**RECORDED DATA**
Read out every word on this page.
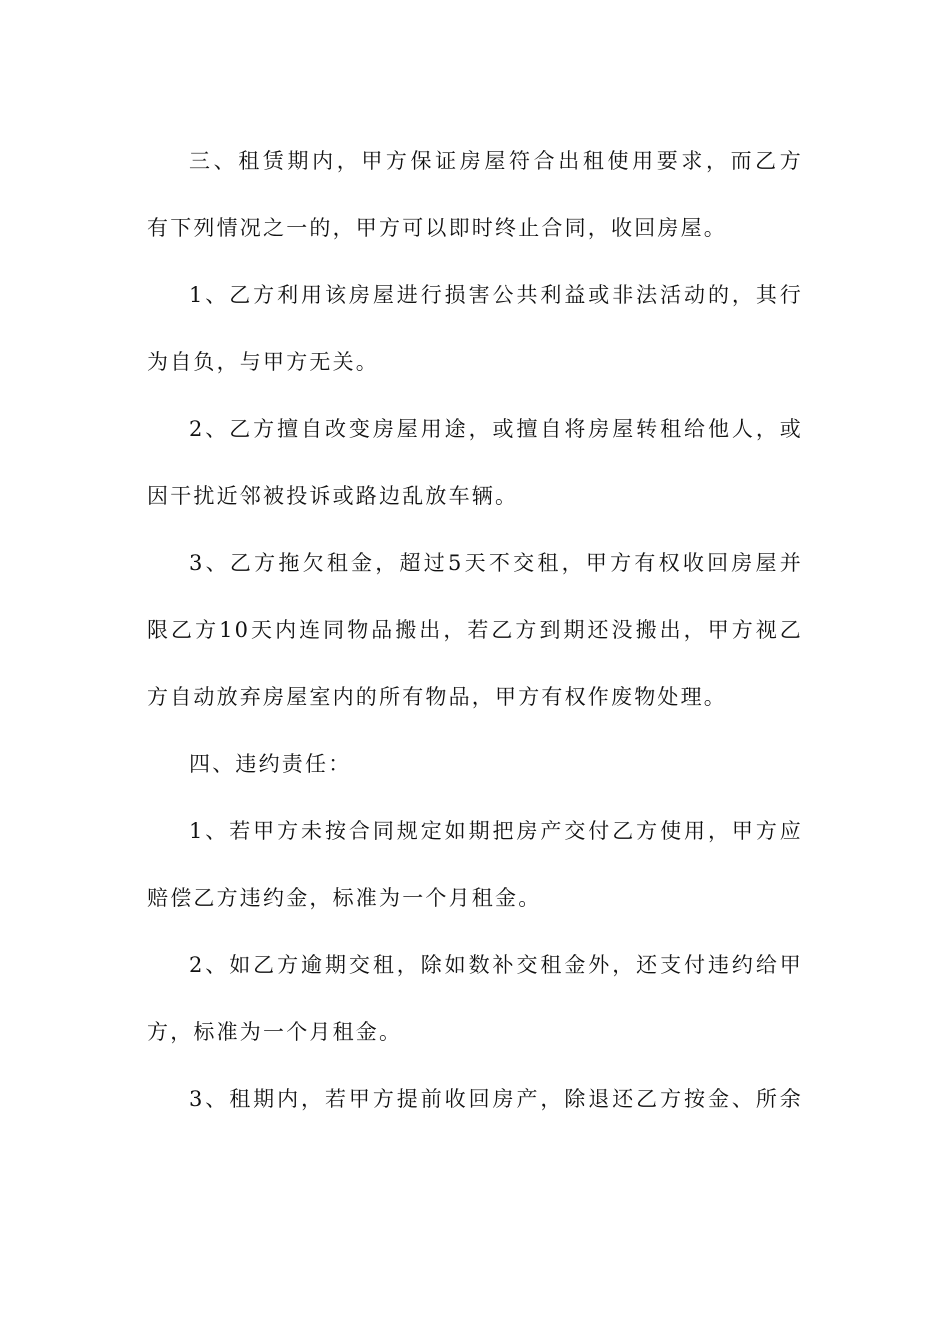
三、租赁期内，甲方保证房屋符合出租使用要求，而乙方
有下列情况之一的，甲方可以即时终止合同，收回房屋。

1、乙方利用该房屋进行损害公共利益或非法活动的，其行
为自负，与甲方无关。

2、乙方擅自改变房屋用途，或擅自将房屋转租给他人，或
因干扰近邻被投诉或路边乱放车辆。

3、乙方拖欠租金，超过5天不交租，甲方有权收回房屋并
限乙方10天内连同物品搬出，若乙方到期还没搬出，甲方视乙
方自动放弃房屋室内的所有物品，甲方有权作废物处理。

四、违约责任：

1、若甲方未按合同规定如期把房产交付乙方使用，甲方应
赔偿乙方违约金，标准为一个月租金。

2、如乙方逾期交租，除如数补交租金外，还支付违约给甲
方，标准为一个月租金。

3、租期内，若甲方提前收回房产，除退还乙方按金、所余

**WHAT YOU NEED TO DO**
Restate every record exactly, please; do not copy the pictures.

**EXERCISE OUTPUT**
Read out every word on this page.
三、租赁期内，甲方保证房屋符合出租使用要求，而乙方
有下列情况之一的，甲方可以即时终止合同，收回房屋。

1、乙方利用该房屋进行损害公共利益或非法活动的，其行
为自负，与甲方无关。

2、乙方擅自改变房屋用途，或擅自将房屋转租给他人，或
因干扰近邻被投诉或路边乱放车辆。

3、乙方拖欠租金，超过5天不交租，甲方有权收回房屋并
限乙方10天内连同物品搬出，若乙方到期还没搬出，甲方视乙
方自动放弃房屋室内的所有物品，甲方有权作废物处理。

四、违约责任：

1、若甲方未按合同规定如期把房产交付乙方使用，甲方应
赔偿乙方违约金，标准为一个月租金。

2、如乙方逾期交租，除如数补交租金外，还支付违约给甲
方，标准为一个月租金。

3、租期内，若甲方提前收回房产，除退还乙方按金、所余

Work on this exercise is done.